Goal of the exercise →
Return the data exactly, with all pictures removed.

-------- Provided data

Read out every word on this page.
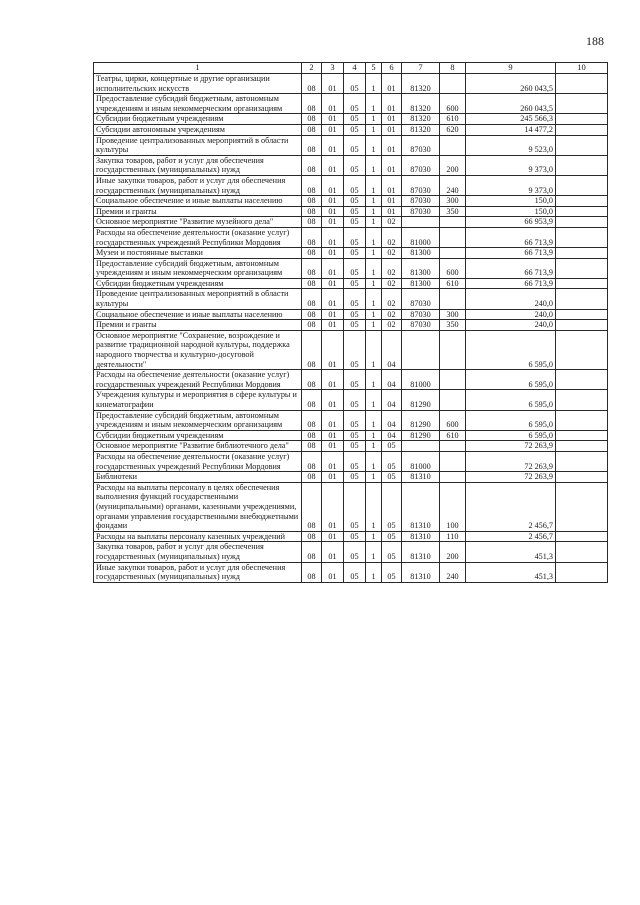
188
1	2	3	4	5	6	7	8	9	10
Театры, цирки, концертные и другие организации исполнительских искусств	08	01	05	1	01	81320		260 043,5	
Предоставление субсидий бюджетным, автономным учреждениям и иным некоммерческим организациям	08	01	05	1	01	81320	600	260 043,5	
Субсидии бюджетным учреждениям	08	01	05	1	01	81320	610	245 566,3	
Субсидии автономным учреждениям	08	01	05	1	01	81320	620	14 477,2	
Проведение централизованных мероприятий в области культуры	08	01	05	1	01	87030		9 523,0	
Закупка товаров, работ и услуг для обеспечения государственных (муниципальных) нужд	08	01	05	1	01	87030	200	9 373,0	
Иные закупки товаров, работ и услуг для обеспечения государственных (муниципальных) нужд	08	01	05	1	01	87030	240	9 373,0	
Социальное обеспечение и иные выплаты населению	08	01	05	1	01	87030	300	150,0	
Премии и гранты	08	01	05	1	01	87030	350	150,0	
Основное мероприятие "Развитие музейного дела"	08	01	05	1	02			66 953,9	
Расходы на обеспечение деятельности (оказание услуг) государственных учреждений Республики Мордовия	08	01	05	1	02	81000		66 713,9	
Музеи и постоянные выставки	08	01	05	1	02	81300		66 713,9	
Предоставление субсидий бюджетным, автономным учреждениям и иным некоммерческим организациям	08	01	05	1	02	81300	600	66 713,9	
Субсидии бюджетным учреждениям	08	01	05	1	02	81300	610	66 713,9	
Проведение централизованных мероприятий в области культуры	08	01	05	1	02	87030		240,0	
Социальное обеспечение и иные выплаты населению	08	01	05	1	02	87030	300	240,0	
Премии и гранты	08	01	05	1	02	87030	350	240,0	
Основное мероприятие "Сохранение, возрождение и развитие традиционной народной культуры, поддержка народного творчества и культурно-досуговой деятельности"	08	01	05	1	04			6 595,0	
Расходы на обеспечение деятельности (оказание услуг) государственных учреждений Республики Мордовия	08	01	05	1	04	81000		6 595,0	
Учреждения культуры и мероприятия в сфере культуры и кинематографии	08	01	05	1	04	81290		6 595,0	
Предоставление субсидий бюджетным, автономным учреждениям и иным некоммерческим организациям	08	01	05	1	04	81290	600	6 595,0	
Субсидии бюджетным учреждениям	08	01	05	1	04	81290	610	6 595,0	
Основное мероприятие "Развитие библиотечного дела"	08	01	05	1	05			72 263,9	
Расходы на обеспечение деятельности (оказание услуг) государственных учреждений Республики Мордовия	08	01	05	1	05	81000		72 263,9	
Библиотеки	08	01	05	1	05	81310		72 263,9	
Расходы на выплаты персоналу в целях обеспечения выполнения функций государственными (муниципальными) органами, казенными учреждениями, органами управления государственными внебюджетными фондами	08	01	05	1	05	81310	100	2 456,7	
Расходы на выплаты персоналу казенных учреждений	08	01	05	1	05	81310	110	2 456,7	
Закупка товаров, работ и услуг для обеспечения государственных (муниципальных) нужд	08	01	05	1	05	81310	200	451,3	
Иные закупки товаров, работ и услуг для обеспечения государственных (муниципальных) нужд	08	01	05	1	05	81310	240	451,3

----------------

Expected answer →
Read out every word on this page.
188
1	2	3	4	5	6	7	8	9	10
Театры, цирки, концертные и другие организации исполнительских искусств	08	01	05	1	01	81320		260 043,5	
Предоставление субсидий бюджетным, автономным учреждениям и иным некоммерческим организациям	08	01	05	1	01	81320	600	260 043,5	
Субсидии бюджетным учреждениям	08	01	05	1	01	81320	610	245 566,3	
Субсидии автономным учреждениям	08	01	05	1	01	81320	620	14 477,2	
Проведение централизованных мероприятий в области культуры	08	01	05	1	01	87030		9 523,0	
Закупка товаров, работ и услуг для обеспечения государственных (муниципальных) нужд	08	01	05	1	01	87030	200	9 373,0	
Иные закупки товаров, работ и услуг для обеспечения государственных (муниципальных) нужд	08	01	05	1	01	87030	240	9 373,0	
Социальное обеспечение и иные выплаты населению	08	01	05	1	01	87030	300	150,0	
Премии и гранты	08	01	05	1	01	87030	350	150,0	
Основное мероприятие "Развитие музейного дела"	08	01	05	1	02			66 953,9	
Расходы на обеспечение деятельности (оказание услуг) государственных учреждений Республики Мордовия	08	01	05	1	02	81000		66 713,9	
Музеи и постоянные выставки	08	01	05	1	02	81300		66 713,9	
Предоставление субсидий бюджетным, автономным учреждениям и иным некоммерческим организациям	08	01	05	1	02	81300	600	66 713,9	
Субсидии бюджетным учреждениям	08	01	05	1	02	81300	610	66 713,9	
Проведение централизованных мероприятий в области культуры	08	01	05	1	02	87030		240,0	
Социальное обеспечение и иные выплаты населению	08	01	05	1	02	87030	300	240,0	
Премии и гранты	08	01	05	1	02	87030	350	240,0	
Основное мероприятие "Сохранение, возрождение и развитие традиционной народной культуры, поддержка народного творчества и культурно-досуговой деятельности"	08	01	05	1	04			6 595,0	
Расходы на обеспечение деятельности (оказание услуг) государственных учреждений Республики Мордовия	08	01	05	1	04	81000		6 595,0	
Учреждения культуры и мероприятия в сфере культуры и кинематографии	08	01	05	1	04	81290		6 595,0	
Предоставление субсидий бюджетным, автономным учреждениям и иным некоммерческим организациям	08	01	05	1	04	81290	600	6 595,0	
Субсидии бюджетным учреждениям	08	01	05	1	04	81290	610	6 595,0	
Основное мероприятие "Развитие библиотечного дела"	08	01	05	1	05			72 263,9	
Расходы на обеспечение деятельности (оказание услуг) государственных учреждений Республики Мордовия	08	01	05	1	05	81000		72 263,9	
Библиотеки	08	01	05	1	05	81310		72 263,9	
Расходы на выплаты персоналу в целях обеспечения выполнения функций государственными (муниципальными) органами, казенными учреждениями, органами управления государственными внебюджетными фондами	08	01	05	1	05	81310	100	2 456,7	
Расходы на выплаты персоналу казенных учреждений	08	01	05	1	05	81310	110	2 456,7	
Закупка товаров, работ и услуг для обеспечения государственных (муниципальных) нужд	08	01	05	1	05	81310	200	451,3	
Иные закупки товаров, работ и услуг для обеспечения государственных (муниципальных) нужд	08	01	05	1	05	81310	240	451,3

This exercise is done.